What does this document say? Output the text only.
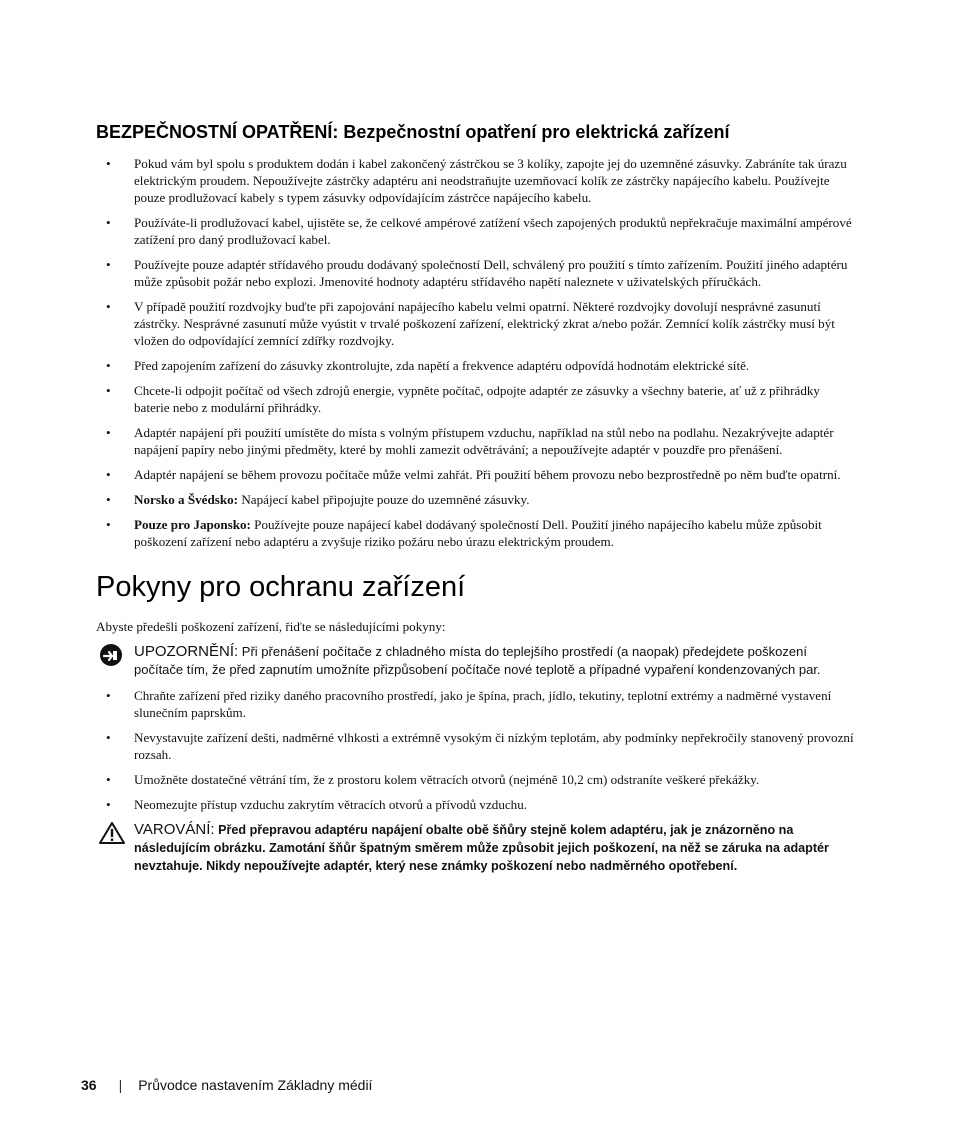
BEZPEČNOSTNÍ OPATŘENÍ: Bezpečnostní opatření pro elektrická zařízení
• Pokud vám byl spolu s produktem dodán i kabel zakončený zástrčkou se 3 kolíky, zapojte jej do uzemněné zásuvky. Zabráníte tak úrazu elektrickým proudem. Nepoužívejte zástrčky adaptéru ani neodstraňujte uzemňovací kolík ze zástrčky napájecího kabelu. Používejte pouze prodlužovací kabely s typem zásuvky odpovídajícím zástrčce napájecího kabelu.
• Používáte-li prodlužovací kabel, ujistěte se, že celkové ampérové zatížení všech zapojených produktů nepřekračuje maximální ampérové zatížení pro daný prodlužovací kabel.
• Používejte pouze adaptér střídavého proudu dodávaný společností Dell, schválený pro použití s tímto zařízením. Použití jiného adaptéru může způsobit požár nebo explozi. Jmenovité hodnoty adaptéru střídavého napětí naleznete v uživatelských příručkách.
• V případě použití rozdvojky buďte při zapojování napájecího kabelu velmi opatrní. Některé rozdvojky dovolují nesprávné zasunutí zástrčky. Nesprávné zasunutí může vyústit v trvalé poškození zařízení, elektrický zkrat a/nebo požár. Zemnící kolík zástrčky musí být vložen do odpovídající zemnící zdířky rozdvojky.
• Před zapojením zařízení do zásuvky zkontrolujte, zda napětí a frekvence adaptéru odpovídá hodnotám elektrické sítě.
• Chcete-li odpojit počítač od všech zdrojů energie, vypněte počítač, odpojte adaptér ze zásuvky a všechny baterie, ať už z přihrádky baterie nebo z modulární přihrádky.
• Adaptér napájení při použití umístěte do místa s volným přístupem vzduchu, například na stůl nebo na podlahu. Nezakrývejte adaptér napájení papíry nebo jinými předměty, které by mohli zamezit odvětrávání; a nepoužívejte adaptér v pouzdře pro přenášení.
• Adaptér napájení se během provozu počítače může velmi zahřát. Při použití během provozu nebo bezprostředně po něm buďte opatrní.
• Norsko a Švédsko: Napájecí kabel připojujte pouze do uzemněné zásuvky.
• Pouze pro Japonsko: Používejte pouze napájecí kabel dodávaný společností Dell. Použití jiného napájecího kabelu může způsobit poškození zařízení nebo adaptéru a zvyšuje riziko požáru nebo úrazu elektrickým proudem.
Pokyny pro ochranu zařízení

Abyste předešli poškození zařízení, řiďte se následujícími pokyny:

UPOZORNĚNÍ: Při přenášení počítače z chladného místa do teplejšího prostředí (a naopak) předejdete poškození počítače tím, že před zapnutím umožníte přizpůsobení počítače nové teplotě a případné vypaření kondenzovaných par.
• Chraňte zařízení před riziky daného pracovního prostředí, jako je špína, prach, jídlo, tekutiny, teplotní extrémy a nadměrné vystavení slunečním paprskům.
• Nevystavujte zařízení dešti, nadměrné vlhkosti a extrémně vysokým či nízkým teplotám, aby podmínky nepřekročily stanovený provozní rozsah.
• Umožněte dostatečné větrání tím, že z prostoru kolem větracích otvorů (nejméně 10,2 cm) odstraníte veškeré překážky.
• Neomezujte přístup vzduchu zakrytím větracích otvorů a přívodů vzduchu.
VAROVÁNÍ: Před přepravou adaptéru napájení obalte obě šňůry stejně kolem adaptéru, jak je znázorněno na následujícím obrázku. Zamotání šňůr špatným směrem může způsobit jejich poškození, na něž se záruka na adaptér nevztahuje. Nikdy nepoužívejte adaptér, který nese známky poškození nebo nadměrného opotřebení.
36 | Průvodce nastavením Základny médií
+--
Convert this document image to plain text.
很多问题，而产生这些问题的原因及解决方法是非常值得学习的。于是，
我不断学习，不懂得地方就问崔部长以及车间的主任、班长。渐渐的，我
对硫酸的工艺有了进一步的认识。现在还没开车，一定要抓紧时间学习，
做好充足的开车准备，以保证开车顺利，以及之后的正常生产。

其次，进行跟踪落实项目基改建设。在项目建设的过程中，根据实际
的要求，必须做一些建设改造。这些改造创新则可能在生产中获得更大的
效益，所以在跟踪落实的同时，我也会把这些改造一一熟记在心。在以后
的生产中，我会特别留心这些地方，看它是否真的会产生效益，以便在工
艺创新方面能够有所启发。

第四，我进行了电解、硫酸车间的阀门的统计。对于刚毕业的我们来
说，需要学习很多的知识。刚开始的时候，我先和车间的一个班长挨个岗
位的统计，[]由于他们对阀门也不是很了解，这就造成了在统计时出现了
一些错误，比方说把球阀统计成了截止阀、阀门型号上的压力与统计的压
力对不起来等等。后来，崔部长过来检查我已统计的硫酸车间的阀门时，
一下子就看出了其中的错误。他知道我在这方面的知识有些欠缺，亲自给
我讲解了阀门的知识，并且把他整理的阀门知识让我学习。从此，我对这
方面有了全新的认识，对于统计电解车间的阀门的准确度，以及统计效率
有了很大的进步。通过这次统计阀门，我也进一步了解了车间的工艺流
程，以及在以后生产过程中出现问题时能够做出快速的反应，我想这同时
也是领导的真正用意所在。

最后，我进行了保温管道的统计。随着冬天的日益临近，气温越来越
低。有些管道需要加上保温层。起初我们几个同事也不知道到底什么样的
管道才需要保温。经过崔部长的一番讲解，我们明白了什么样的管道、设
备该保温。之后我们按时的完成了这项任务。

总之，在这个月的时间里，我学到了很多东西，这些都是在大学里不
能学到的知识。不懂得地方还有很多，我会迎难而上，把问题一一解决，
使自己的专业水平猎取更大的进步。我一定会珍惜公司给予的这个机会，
+--
Scan the material above for the word "dodávaný". Copy each line where it occurs.

Finished task:
• Používejte pouze adaptér střídavého proudu dodávaný společností Dell, schválený pro použití s tímto zařízením. Použití jiného adaptéru může způsobit požár nebo explozi. Jmenovité hodnoty adaptéru střídavého napětí naleznete v uživatelských příručkách.
• Pouze pro Japonsko: Používejte pouze napájecí kabel dodávaný společností Dell. Použití jiného napájecího kabelu může způsobit poškození zařízení nebo adaptéru a zvyšuje riziko požáru nebo úrazu elektrickým proudem.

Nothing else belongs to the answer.